◆ What is expected ◆
Only the pictures stay out; every record is to be quoted exactly.

-------- The input

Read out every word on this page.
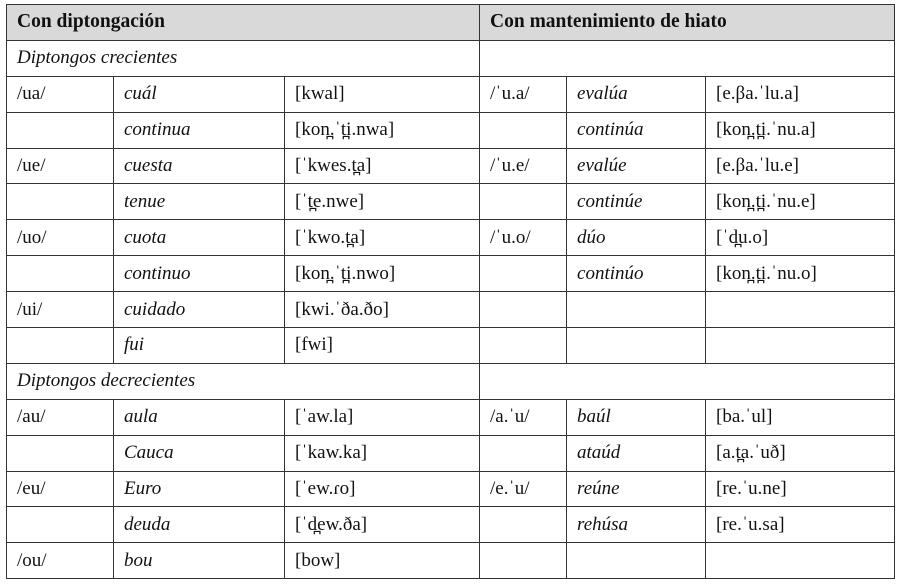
Con diptongación			Con mantenimiento de hiato		
Diptongos crecientes					
/ua/	cuál	[kwal]	/ˈu.a/	evalúa	[e.βa.ˈlu.a]
	continua	[kon̪.ˈt̪i.nwa]		continúa	[kon̪.t̪i.ˈnu.a]
/ue/	cuesta	[ˈkwes.t̪a]	/ˈu.e/	evalúe	[e.βa.ˈlu.e]
	tenue	[ˈt̪e.nwe]		continúe	[kon̪.t̪i.ˈnu.e]
/uo/	cuota	[ˈkwo.t̪a]	/ˈu.o/	dúo	[ˈd̪u.o]
	continuo	[kon̪.ˈt̪i.nwo]		continúo	[kon̪.t̪i.ˈnu.o]
/ui/	cuidado	[kwi.ˈða.ðo]			
	fui	[fwi]			
Diptongos decrecientes					
/au/	aula	[ˈaw.la]	/a.ˈu/	baúl	[ba.ˈul]
	Cauca	[ˈkaw.ka]		ataúd	[a.t̪a.ˈuð]
/eu/	Euro	[ˈew.ɾo]	/e.ˈu/	reúne	[re.ˈu.ne]
	deuda	[ˈd̪ew.ða]		rehúsa	[re.ˈu.sa]
/ou/	bou	[bow]			
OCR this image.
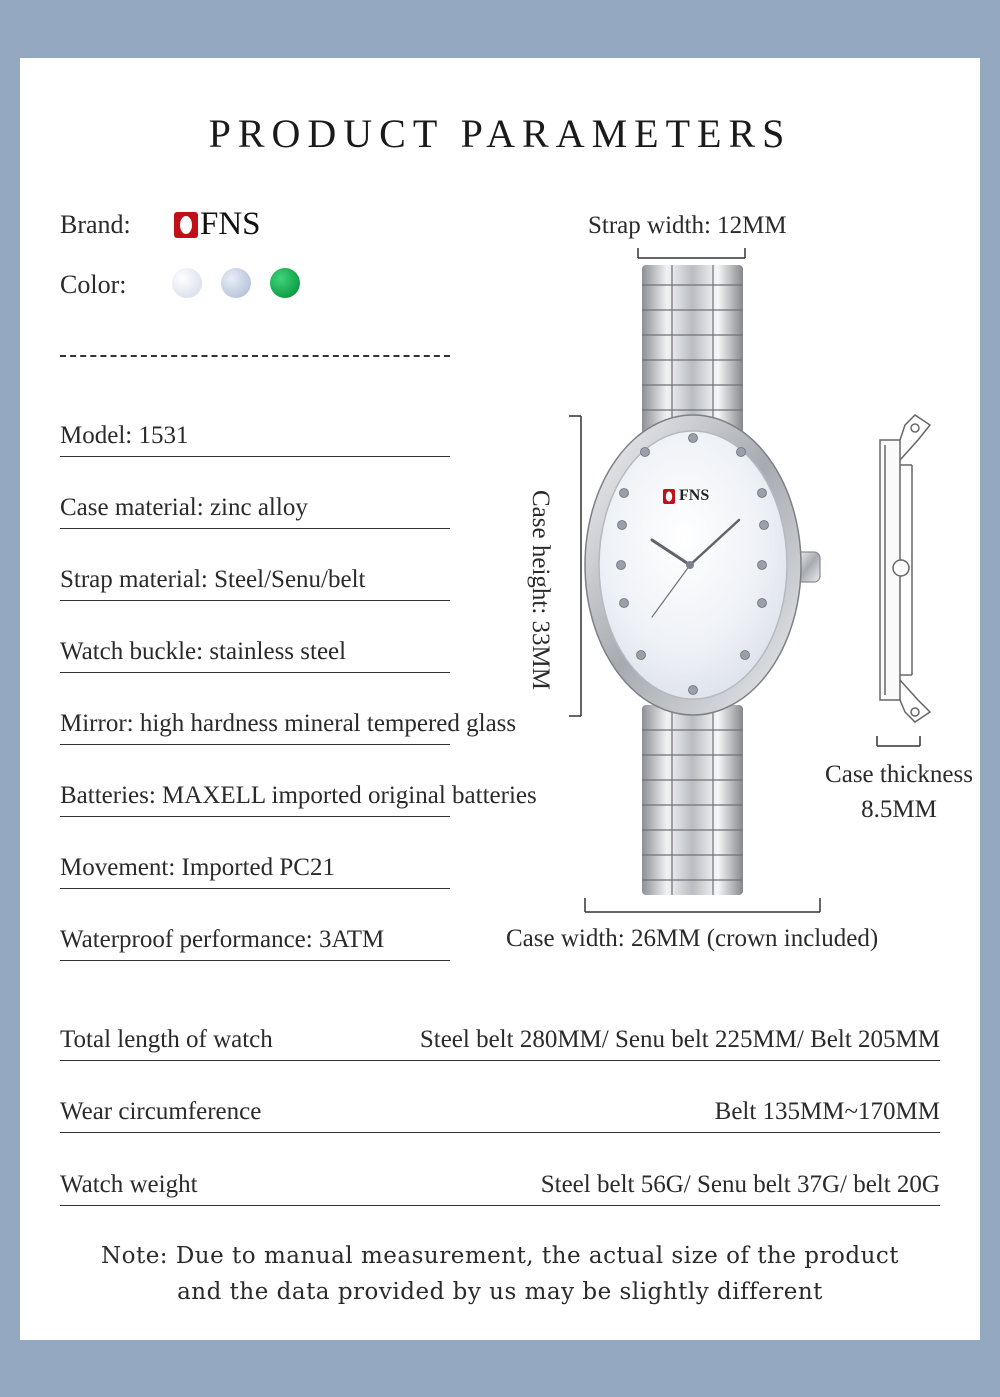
PRODUCT PARAMETERS
Brand: FNS
Color:
Model: 1531
Case material: zinc alloy
Strap material: Steel/Senu/belt
Watch buckle: stainless steel
Mirror: high hardness mineral tempered glass
Batteries: MAXELL imported original batteries
Movement: Imported PC21
Waterproof performance: 3ATM
Strap width: 12MM
Case height: 33MM
Case thickness
8.5MM
Case width: 26MM (crown included)
FNS
Total length of watch	Steel belt 280MM/ Senu belt 225MM/ Belt 205MM
Wear circumference	Belt 135MM~170MM
Watch weight	Steel belt 56G/ Senu belt 37G/ belt 20G
Note: Due to manual measurement, the actual size of the product
and the data provided by us may be slightly different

----------------

◆ Problem solution ◆
Read out every word on this page.
Con diptongación			Con mantenimiento de hiato		
Diptongos crecientes					
/ua/	cuál	[kwal]	/ˈu.a/	evalúa	[e.βa.ˈlu.a]
	continua	[kon̪.ˈt̪i.nwa]		continúa	[kon̪.t̪i.ˈnu.a]
/ue/	cuesta	[ˈkwes.t̪a]	/ˈu.e/	evalúe	[e.βa.ˈlu.e]
	tenue	[ˈt̪e.nwe]		continúe	[kon̪.t̪i.ˈnu.e]
/uo/	cuota	[ˈkwo.t̪a]	/ˈu.o/	dúo	[ˈd̪u.o]
	continuo	[kon̪.ˈt̪i.nwo]		continúo	[kon̪.t̪i.ˈnu.o]
/ui/	cuidado	[kwi.ˈða.ðo]			
	fui	[fwi]			
Diptongos decrecientes					
/au/	aula	[ˈaw.la]	/a.ˈu/	baúl	[ba.ˈul]
	Cauca	[ˈkaw.ka]		ataúd	[a.t̪a.ˈuð]
/eu/	Euro	[ˈew.ɾo]	/e.ˈu/	reúne	[re.ˈu.ne]
	deuda	[ˈd̪ew.ða]		rehúsa	[re.ˈu.sa]
/ou/	bou	[bow]			
OCR this image.
PRODUCT PARAMETERS
Brand: FNS
Color:
Model: 1531
Case material: zinc alloy
Strap material: Steel/Senu/belt
Watch buckle: stainless steel
Mirror: high hardness mineral tempered glass
Batteries: MAXELL imported original batteries
Movement: Imported PC21
Waterproof performance: 3ATM
Strap width: 12MM
Case height: 33MM
Case thickness
8.5MM
Case width: 26MM (crown included)
FNS
Total length of watch	Steel belt 280MM/ Senu belt 225MM/ Belt 205MM
Wear circumference	Belt 135MM~170MM
Watch weight	Steel belt 56G/ Senu belt 37G/ belt 20G
Note: Due to manual measurement, the actual size of the product
and the data provided by us may be slightly different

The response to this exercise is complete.